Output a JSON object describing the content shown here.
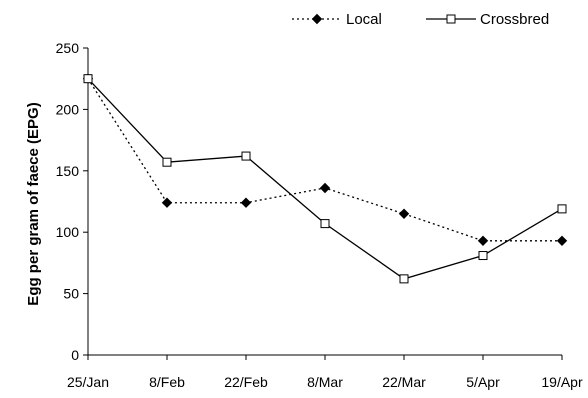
{
  "chart_data": {
    "type": "line",
    "title": "",
    "xlabel": "",
    "ylabel": "Egg per gram of faece (EPG)",
    "categories": [
      "25/Jan",
      "8/Feb",
      "22/Feb",
      "8/Mar",
      "22/Mar",
      "5/Apr",
      "19/Apr"
    ],
    "ylim": [
      0,
      250
    ],
    "yticks": [
      0,
      50,
      100,
      150,
      200,
      250
    ],
    "grid": false,
    "legend_position": "top-right",
    "series": [
      {
        "name": "Local",
        "values": [
          225,
          124,
          124,
          136,
          115,
          93,
          93
        ],
        "color": "#000000",
        "line_style": "dotted",
        "marker": "filled-diamond"
      },
      {
        "name": "Crossbred",
        "values": [
          225,
          157,
          162,
          107,
          62,
          81,
          119
        ],
        "color": "#000000",
        "line_style": "solid",
        "marker": "open-square"
      }
    ]
  }
}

**What the task asks**
Copy out each line of the data containing the string "marker".

**Reply to the exercise**
        "marker": "filled-diamond"
        "marker": "open-square"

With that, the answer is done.